▶ [Set task A] According to the assembly language overview, in what year did Nathaniel Rochster write the first assembler used in the IBM 701?

▶ [Quoted passage]
────────────────────────────────────────
Programming Languages Exhibit: NO Detours, NO Shortcuts

What is Assembly Language?

Assembly Language is a low level programming language and considered as the native language of computers. It is a close approximation of the binary machine code and is referred to as Assembly Code.

It is the same as machine language, only that instead of numbers, letter sequences which are easier to memorize and understand are used to write commands. It maps human readable mnemonics to machine instructions, thus allows machine level programming without writing in the machine language.

History of Assembly Language

Early computer systems were programmed literally by hand. Front panel switches were used as input device for entering instructions and data. They represented addresses, data, and other significant function in the system. Specific switches were toggled to operate.

For example, to be able to run a specific program, a certain switch which represented a certain address needs to be toggled. After that, another switch representing the data that would be used in that address would also be toggled. When all of the preparations were already made, the final run switch was then toggled signaling the run of the program.

Basically, programming back then required a certain talent in memorizing and focus for you to remember every procedure that was needed for a certain program. The programmer also needed to know every instruction set in a processor. It would allow the programmer to convert those instructions into bit patterns so that the panel switches would be set correctly.

Because of the fact that everything was being manipulated manually, the programs were very much prone to errors. Not only that, they were also very likely to be very slow because raw manpower was needed for the program to run.

With the advent of new technologies, programs were written to perform those manual entries on the premise of having a larger memory. Small monitor programs that used hex keypads or terminals to enter instructions became popular as well as paper tapes and punch cards which were used as storage media for programs.

Since programs were still hand-coded, conversion from mnemonics to instructions were still performed manually. Because of that, programmers thought of a way to increase the efficiency of their every work thus the idea of writing a program to interpret another was a major breakthrough. This program would run as a translator of mnemonics to instructions. Advantages of having such changes reduced errors, provided faster translation times and easier editing.

Who's Who?

Nathaniel Rochster

Nathaniel Rochster wrote the first assembler that was used in IBM 701 in 1954.

Stan Poley

Stan Poley is the author of SOPA (Symbolic Optimal Assembly Program). SOPA was written in 1955 and used as the assembly language for IBM 650.

What does it do?

Assemblers are programs which generate machine code instructions from a source code program written in assembly language. The features provided by an assembler are:

allows the programmer to use mnemonics when writing source code programs.
variables are represented by symbolic names, not as memory locations
symbolic code is easier to read and follow
error checking is provided
changes can be quickly and easily incorporated with a re-assembly
programming aids are included for relocation and expression evaluation

In writing assembly language programs for micro-computers, it is essential that a standardized format be followed. Most manufacturers provide assemblers which are programs used to generate machine code instructions for the actual processor to execute.
────────────────────────────────────────
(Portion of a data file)

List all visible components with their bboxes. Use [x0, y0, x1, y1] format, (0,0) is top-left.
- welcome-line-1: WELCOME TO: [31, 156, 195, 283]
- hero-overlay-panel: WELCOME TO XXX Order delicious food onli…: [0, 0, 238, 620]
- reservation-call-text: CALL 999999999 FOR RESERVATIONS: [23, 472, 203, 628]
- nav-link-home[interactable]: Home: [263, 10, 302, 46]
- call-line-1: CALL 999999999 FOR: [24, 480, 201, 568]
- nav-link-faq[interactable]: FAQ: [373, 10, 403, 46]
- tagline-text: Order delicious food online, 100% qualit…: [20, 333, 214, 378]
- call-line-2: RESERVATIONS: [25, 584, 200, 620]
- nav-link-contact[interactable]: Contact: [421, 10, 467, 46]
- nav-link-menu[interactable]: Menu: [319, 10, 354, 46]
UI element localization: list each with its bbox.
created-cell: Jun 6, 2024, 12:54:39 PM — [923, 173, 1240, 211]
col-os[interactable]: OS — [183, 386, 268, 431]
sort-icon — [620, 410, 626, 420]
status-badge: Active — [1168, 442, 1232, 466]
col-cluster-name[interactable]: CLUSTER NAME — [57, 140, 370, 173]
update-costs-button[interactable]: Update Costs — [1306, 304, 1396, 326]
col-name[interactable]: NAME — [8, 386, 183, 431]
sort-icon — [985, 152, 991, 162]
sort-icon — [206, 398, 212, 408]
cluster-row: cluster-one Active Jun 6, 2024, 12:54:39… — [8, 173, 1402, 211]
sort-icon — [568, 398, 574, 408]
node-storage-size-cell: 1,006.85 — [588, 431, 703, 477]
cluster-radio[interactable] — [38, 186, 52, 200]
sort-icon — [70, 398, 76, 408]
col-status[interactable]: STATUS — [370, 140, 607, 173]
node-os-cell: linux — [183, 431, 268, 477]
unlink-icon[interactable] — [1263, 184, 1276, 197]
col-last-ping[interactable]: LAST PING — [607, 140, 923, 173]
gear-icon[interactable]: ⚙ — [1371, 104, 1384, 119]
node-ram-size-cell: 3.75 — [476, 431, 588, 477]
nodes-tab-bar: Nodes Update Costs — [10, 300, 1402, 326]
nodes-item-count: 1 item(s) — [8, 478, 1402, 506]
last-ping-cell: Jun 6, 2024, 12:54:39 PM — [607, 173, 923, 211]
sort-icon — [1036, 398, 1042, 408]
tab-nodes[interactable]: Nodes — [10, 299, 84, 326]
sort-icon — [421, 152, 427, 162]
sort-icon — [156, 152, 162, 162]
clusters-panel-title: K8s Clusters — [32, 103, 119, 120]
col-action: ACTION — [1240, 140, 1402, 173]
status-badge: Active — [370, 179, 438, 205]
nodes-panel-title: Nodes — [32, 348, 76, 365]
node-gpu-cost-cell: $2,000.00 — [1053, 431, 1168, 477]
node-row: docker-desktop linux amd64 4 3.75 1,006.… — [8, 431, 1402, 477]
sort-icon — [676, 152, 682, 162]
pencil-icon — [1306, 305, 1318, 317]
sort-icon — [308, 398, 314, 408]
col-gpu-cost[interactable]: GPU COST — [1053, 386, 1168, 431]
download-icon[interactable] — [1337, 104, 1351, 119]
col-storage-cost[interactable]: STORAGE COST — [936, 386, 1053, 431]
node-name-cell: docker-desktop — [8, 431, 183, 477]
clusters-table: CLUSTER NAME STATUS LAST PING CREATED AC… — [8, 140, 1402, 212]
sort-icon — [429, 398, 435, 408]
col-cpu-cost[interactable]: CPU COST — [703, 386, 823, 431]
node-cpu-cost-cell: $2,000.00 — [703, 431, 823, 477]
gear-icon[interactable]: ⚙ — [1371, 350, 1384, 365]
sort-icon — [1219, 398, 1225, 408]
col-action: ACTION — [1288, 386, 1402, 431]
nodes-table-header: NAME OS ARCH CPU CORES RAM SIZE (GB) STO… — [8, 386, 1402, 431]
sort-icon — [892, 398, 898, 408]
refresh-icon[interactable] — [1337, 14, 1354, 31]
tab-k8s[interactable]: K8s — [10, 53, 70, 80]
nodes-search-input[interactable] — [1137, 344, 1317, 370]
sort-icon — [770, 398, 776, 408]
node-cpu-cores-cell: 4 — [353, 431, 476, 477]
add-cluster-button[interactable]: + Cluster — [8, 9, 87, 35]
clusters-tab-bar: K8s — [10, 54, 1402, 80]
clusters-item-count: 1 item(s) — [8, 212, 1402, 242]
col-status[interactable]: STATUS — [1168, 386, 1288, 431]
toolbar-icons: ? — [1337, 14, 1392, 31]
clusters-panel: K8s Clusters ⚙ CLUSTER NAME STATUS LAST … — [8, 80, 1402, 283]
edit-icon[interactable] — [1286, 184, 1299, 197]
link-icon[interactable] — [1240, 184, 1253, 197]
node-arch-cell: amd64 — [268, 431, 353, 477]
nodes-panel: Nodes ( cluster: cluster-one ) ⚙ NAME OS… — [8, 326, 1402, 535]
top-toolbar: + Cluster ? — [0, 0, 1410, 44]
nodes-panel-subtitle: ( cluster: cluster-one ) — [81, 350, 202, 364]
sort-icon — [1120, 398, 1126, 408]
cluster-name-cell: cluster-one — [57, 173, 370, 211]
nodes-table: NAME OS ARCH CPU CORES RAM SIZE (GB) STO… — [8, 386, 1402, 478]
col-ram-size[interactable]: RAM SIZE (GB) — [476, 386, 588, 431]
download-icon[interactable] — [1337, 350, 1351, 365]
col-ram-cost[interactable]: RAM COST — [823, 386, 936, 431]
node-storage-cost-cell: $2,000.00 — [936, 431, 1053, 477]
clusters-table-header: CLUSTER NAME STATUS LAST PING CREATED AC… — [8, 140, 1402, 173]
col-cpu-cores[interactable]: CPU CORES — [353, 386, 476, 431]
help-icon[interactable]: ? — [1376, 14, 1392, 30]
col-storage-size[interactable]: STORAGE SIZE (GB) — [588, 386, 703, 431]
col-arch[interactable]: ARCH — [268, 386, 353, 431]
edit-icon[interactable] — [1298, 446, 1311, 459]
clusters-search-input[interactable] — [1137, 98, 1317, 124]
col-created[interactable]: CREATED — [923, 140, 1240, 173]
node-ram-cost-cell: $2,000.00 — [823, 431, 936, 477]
────────────────────────────────────────
▶ [Set task B] Edit the listing from its start through the line that contains "sort-icon — [156, 152, 162, 162]", replacing "Active" with "Inactive" and keeping all else unchanged.

▶ [Output A] 1954

▶ [Output B]
List all visible components with their bboxes. Use [x0, y0, x1, y1] format, (0,0) is top-left.
- welcome-line-1: WELCOME TO: [31, 156, 195, 283]
- hero-overlay-panel: WELCOME TO XXX Order delicious food onli…: [0, 0, 238, 620]
- reservation-call-text: CALL 999999999 FOR RESERVATIONS: [23, 472, 203, 628]
- nav-link-home[interactable]: Home: [263, 10, 302, 46]
- call-line-1: CALL 999999999 FOR: [24, 480, 201, 568]
- nav-link-faq[interactable]: FAQ: [373, 10, 403, 46]
- tagline-text: Order delicious food online, 100% qualit…: [20, 333, 214, 378]
- call-line-2: RESERVATIONS: [25, 584, 200, 620]
- nav-link-contact[interactable]: Contact: [421, 10, 467, 46]
- nav-link-menu[interactable]: Menu: [319, 10, 354, 46]
UI element localization: list each with its bbox.
created-cell: Jun 6, 2024, 12:54:39 PM — [923, 173, 1240, 211]
col-os[interactable]: OS — [183, 386, 268, 431]
sort-icon — [620, 410, 626, 420]
status-badge: Inactive — [1168, 442, 1232, 466]
col-cluster-name[interactable]: CLUSTER NAME — [57, 140, 370, 173]
update-costs-button[interactable]: Update Costs — [1306, 304, 1396, 326]
col-name[interactable]: NAME — [8, 386, 183, 431]
sort-icon — [985, 152, 991, 162]
sort-icon — [206, 398, 212, 408]
cluster-row: cluster-one Inactive Jun 6, 2024, 12:54:39… — [8, 173, 1402, 211]
sort-icon — [568, 398, 574, 408]
node-storage-size-cell: 1,006.85 — [588, 431, 703, 477]
cluster-radio[interactable] — [38, 186, 52, 200]
sort-icon — [70, 398, 76, 408]
col-status[interactable]: STATUS — [370, 140, 607, 173]
node-os-cell: linux — [183, 431, 268, 477]
unlink-icon[interactable] — [1263, 184, 1276, 197]
col-last-ping[interactable]: LAST PING — [607, 140, 923, 173]
gear-icon[interactable]: ⚙ — [1371, 104, 1384, 119]
node-ram-size-cell: 3.75 — [476, 431, 588, 477]
nodes-tab-bar: Nodes Update Costs — [10, 300, 1402, 326]
nodes-item-count: 1 item(s) — [8, 478, 1402, 506]
last-ping-cell: Jun 6, 2024, 12:54:39 PM — [607, 173, 923, 211]
sort-icon — [1036, 398, 1042, 408]
tab-nodes[interactable]: Nodes — [10, 299, 84, 326]
sort-icon — [421, 152, 427, 162]
sort-icon — [156, 152, 162, 162]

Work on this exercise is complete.